** Start **
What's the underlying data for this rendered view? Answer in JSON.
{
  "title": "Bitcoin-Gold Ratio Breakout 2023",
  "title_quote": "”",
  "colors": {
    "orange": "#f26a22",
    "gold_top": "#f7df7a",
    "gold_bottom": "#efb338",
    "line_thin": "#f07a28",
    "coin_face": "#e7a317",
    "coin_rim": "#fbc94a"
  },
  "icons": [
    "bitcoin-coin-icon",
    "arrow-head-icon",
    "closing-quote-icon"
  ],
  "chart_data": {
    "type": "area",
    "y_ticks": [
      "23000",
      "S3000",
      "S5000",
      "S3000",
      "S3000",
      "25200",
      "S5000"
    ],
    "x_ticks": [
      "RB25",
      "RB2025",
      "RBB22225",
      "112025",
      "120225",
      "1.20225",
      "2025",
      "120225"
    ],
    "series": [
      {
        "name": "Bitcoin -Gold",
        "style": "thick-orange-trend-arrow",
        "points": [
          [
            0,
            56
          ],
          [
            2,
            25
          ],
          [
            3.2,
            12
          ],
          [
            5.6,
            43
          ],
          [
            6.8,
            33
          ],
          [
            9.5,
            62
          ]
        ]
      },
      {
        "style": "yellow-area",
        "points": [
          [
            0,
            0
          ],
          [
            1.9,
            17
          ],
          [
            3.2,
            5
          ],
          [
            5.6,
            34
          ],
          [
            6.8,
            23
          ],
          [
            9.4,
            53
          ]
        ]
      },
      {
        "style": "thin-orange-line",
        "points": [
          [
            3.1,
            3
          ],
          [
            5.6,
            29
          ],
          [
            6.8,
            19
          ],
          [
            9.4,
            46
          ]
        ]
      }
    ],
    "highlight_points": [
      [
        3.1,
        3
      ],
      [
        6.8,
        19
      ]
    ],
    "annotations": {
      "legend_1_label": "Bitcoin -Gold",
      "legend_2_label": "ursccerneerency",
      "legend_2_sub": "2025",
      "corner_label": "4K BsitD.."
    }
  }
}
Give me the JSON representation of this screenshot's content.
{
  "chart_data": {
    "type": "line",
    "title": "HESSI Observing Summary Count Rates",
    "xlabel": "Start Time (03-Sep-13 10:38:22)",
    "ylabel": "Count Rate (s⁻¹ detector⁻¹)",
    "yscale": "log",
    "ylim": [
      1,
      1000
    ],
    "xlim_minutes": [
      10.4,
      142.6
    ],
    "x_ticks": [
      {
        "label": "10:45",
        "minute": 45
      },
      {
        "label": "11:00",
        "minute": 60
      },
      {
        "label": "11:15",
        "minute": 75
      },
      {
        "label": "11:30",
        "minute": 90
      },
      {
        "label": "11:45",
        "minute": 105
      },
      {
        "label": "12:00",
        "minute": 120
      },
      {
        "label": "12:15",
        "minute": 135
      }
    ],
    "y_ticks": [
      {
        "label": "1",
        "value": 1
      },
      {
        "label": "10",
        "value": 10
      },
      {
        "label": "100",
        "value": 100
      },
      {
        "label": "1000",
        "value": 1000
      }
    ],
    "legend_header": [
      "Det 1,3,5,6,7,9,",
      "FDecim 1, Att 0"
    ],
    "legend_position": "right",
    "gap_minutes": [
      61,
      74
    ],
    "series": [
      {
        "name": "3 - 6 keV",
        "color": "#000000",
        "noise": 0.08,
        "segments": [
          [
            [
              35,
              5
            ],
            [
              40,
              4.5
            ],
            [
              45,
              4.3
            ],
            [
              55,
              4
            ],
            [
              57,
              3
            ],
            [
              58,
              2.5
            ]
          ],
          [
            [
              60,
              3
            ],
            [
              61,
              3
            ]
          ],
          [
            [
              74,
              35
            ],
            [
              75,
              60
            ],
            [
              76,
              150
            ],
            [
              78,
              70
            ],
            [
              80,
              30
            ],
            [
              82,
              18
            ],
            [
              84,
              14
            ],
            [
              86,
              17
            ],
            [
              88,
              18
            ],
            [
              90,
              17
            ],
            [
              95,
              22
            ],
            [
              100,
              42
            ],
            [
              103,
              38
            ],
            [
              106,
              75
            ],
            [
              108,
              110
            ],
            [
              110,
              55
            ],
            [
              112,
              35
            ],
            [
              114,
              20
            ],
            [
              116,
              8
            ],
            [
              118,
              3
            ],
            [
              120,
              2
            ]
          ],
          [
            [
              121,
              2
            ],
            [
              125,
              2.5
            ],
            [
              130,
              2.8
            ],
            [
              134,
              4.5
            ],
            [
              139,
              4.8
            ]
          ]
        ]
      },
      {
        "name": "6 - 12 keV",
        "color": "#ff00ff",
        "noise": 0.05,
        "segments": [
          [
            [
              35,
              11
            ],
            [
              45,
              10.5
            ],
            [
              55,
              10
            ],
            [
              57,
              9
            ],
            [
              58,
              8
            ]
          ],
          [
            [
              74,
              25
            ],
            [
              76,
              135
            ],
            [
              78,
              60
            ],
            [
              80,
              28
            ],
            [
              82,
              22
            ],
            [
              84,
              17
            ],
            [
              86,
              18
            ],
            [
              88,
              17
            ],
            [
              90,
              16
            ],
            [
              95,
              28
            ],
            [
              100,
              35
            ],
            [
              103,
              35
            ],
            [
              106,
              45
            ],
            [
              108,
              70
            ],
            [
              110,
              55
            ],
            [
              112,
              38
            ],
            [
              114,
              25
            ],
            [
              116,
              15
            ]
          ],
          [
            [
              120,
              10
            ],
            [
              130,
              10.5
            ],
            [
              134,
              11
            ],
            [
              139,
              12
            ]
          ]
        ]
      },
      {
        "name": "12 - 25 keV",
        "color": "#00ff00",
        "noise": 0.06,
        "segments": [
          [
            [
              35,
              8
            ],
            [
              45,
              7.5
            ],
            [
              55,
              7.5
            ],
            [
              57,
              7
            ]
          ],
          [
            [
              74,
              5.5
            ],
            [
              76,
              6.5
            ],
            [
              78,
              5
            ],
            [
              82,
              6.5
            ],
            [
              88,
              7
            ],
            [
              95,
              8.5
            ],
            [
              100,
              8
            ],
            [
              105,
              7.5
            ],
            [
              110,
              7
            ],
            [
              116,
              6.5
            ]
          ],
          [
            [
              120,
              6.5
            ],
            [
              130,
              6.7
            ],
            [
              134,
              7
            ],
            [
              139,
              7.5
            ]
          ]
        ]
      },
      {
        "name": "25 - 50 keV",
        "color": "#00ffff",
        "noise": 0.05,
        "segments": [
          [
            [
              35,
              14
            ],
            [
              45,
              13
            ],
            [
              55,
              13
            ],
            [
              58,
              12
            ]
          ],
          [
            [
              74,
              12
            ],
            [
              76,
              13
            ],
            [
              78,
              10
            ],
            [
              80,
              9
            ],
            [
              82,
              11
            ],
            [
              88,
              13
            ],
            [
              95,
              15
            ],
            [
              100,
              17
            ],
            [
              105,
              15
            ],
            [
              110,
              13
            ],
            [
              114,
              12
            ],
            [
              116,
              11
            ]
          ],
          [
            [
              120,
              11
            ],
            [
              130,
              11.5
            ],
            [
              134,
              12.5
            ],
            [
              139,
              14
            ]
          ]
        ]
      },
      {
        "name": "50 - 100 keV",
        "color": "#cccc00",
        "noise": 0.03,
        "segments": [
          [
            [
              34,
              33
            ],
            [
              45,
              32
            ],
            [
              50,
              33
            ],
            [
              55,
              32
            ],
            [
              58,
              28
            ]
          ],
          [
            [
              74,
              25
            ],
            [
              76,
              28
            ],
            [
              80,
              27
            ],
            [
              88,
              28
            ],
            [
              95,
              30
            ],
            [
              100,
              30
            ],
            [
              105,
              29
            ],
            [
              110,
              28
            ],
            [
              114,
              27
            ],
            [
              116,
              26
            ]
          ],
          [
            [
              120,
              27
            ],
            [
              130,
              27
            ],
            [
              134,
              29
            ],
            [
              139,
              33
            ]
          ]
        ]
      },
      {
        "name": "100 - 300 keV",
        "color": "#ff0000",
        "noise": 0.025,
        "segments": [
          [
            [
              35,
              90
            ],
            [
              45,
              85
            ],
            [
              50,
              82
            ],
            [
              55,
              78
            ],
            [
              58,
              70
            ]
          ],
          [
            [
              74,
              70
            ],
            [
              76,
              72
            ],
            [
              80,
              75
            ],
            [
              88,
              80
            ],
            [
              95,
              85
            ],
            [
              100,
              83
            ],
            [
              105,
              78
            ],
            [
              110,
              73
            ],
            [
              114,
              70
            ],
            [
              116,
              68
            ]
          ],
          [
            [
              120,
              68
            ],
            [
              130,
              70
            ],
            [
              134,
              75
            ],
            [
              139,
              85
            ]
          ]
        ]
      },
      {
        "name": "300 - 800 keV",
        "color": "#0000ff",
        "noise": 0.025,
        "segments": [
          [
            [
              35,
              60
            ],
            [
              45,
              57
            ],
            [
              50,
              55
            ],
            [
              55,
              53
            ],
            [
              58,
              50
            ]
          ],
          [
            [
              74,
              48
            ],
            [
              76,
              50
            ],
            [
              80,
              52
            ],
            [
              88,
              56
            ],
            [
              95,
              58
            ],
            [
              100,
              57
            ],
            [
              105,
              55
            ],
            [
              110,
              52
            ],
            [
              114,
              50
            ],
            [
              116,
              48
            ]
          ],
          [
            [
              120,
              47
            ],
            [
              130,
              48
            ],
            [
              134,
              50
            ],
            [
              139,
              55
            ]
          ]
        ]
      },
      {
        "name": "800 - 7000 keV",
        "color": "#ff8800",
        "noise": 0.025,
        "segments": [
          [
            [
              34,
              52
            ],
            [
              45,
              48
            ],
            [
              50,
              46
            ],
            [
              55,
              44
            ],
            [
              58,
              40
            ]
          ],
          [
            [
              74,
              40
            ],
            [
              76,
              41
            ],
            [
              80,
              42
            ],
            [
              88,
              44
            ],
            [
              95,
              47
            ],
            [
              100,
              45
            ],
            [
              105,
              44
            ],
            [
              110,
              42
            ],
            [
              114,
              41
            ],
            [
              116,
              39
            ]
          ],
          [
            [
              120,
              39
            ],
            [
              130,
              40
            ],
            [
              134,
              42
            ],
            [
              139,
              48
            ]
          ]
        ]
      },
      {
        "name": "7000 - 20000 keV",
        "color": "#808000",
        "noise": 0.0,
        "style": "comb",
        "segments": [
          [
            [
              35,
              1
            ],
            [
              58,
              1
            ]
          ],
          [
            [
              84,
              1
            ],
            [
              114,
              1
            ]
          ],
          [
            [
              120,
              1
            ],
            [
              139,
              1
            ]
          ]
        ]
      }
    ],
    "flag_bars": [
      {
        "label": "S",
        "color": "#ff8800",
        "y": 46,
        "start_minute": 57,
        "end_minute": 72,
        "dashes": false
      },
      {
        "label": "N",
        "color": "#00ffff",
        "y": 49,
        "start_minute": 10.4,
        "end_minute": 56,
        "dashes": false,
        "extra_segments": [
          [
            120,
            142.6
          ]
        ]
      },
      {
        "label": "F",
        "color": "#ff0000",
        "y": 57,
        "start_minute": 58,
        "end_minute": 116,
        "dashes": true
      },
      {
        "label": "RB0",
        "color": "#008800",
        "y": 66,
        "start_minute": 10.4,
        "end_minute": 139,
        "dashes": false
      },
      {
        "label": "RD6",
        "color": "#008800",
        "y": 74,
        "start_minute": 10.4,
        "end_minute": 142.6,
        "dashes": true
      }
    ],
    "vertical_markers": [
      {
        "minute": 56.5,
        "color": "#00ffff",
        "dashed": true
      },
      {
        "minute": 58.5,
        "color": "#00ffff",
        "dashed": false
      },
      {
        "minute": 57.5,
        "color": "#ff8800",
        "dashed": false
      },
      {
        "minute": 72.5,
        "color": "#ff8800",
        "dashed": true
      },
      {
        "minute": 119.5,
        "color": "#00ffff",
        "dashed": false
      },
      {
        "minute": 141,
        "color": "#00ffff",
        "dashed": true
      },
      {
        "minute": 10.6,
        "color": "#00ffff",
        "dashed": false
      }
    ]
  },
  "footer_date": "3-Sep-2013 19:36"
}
** End **
→ **Task instructions**
Write out every line from the entries where "orange" appears.

→ **Finished answer**
    "orange": "#f26a22",
        "style": "thick-orange-trend-arrow",
        "style": "thin-orange-line",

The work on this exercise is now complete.